Kutipan:
--*--

Ketika melihat pergantian menteri (reshuffle cabinet), masyarakat di kampung saya tak hirau, mereka amat khusuk untuk menyambut hari raya Kuningan (sabtu 18/6 2022), tandanya pasar ramai, untuk membeli bahan untuk menyambut hari raya itu. Cuma mereka kaget, karena harga -harga sudah pada naik, sehingga para ibu harus pintar mengatur keuangan agar tidak norok.
Diantara pengunjung bergumam lirih, minyak goreng masih tetap harganya tinggi, kini disusul dengan harga cabai, bawang merah ikut-ikutan merangkak naik.Ya... mereka tak menyalahkan pemerintah, yang penting komoditas itu ada yang masih menjualnya. Mereka tak permasalahkan kondisi itu. Mereka tahu ini adalah permainan spekulan, mereka juga heran mengapa pemerintah kalah oleh hal-hal seperti itu.

--*--

Informasi yang Diambil:
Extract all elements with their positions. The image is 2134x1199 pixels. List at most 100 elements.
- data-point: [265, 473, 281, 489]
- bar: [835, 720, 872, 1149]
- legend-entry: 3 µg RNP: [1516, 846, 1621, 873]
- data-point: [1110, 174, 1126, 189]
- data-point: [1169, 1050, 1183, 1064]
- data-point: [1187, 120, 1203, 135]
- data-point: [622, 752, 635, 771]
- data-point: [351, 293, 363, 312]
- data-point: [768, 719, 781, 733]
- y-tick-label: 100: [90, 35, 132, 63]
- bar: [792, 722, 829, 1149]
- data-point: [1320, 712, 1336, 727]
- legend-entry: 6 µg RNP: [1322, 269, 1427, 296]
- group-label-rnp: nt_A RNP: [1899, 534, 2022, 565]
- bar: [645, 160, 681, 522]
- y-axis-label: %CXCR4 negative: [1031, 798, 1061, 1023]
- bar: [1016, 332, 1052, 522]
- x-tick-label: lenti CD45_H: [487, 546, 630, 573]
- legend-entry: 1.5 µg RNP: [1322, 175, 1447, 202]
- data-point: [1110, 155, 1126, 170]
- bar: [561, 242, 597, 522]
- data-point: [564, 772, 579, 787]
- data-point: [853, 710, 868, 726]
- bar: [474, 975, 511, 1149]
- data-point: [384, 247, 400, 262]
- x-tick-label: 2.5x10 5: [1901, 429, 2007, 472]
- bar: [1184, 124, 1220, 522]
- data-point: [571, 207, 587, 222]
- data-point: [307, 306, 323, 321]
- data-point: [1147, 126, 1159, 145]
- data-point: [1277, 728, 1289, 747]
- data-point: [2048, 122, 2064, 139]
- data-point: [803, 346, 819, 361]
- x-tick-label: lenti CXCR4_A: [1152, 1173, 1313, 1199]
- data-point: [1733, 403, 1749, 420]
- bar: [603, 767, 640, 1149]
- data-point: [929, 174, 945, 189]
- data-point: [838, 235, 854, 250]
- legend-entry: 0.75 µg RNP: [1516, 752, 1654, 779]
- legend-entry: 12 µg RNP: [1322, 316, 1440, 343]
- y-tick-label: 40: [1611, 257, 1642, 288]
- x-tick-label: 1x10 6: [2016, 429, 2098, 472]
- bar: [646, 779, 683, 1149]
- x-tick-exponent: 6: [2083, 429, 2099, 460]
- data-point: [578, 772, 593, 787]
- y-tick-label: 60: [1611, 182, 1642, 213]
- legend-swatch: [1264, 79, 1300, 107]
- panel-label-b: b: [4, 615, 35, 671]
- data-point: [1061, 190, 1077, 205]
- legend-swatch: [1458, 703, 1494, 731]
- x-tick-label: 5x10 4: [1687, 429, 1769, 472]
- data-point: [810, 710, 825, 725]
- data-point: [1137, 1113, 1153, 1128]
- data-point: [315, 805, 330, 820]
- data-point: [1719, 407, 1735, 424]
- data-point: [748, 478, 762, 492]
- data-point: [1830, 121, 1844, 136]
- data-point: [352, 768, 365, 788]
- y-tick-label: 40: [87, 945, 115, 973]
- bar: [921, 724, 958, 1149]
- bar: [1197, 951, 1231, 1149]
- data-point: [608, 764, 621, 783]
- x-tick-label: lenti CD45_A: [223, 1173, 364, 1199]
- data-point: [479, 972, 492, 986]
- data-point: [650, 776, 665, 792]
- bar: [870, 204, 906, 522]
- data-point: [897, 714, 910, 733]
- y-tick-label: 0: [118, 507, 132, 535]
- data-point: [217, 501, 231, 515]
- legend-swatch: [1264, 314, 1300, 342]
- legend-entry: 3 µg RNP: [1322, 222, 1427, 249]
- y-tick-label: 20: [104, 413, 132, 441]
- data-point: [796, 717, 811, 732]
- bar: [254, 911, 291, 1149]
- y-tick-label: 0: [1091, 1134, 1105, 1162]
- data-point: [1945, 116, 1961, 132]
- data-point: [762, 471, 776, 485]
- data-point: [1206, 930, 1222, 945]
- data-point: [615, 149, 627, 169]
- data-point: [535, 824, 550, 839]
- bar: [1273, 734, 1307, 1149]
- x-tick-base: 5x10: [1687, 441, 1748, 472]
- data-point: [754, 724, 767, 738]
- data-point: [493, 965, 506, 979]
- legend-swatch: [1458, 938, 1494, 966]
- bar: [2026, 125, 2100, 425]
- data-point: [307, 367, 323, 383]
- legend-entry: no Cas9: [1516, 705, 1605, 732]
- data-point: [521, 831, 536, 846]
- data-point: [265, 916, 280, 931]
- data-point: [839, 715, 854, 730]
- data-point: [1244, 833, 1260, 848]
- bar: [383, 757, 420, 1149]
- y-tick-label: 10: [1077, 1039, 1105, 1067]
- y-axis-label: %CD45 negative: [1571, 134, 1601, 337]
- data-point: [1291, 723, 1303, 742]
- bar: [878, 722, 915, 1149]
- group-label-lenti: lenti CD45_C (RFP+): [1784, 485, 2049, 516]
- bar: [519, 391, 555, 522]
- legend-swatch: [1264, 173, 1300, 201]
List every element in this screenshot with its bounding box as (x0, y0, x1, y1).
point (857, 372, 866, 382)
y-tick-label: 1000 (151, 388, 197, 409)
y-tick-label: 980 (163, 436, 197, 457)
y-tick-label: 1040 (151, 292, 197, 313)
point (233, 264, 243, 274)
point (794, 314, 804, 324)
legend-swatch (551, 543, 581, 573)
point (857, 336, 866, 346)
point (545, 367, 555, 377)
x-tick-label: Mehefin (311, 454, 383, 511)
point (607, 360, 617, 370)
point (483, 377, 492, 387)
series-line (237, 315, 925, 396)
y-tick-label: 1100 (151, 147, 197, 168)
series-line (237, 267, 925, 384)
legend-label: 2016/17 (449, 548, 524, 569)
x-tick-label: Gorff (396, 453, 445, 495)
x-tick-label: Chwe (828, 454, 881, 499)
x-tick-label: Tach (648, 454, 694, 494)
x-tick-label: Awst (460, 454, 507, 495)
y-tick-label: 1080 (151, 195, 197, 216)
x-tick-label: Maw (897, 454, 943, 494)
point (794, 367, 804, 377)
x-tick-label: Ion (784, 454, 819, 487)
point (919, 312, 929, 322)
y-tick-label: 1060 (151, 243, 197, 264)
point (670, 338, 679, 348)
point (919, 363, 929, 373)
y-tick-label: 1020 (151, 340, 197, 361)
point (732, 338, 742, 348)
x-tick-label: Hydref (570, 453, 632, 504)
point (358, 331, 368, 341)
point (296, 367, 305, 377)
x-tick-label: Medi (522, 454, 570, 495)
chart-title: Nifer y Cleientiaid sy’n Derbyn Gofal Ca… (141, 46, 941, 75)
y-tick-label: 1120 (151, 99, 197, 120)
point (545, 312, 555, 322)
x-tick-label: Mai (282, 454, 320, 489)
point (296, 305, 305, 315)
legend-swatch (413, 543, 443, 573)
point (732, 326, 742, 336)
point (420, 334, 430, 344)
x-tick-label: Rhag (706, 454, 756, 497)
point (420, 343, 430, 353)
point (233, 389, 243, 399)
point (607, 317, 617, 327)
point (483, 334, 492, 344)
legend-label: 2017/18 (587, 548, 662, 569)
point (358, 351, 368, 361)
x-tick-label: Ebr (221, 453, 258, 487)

--*--

Tujuan Tugas:
Tulis ulang seluruh kutipan di atas tentang warga kampung dan naiknya harga menjelang hari raya Kuningan, sama persis kata demi kata.

Jawaban Soal Ini:
Ketika melihat pergantian menteri (reshuffle cabinet), masyarakat di kampung saya tak hirau, mereka amat khusuk untuk menyambut hari raya Kuningan (sabtu 18/6 2022), tandanya pasar ramai, untuk membeli bahan untuk menyambut hari raya itu. Cuma mereka kaget, karena harga -harga sudah pada naik, sehingga para ibu harus pintar mengatur keuangan agar tidak norok.
Diantara pengunjung bergumam lirih, minyak goreng masih tetap harganya tinggi, kini disusul dengan harga cabai, bawang merah ikut-ikutan merangkak naik.Ya... mereka tak menyalahkan pemerintah, yang penting komoditas itu ada yang masih menjualnya. Mereka tak permasalahkan kondisi itu. Mereka tahu ini adalah permainan spekulan, mereka juga heran mengapa pemerintah kalah oleh hal-hal seperti itu.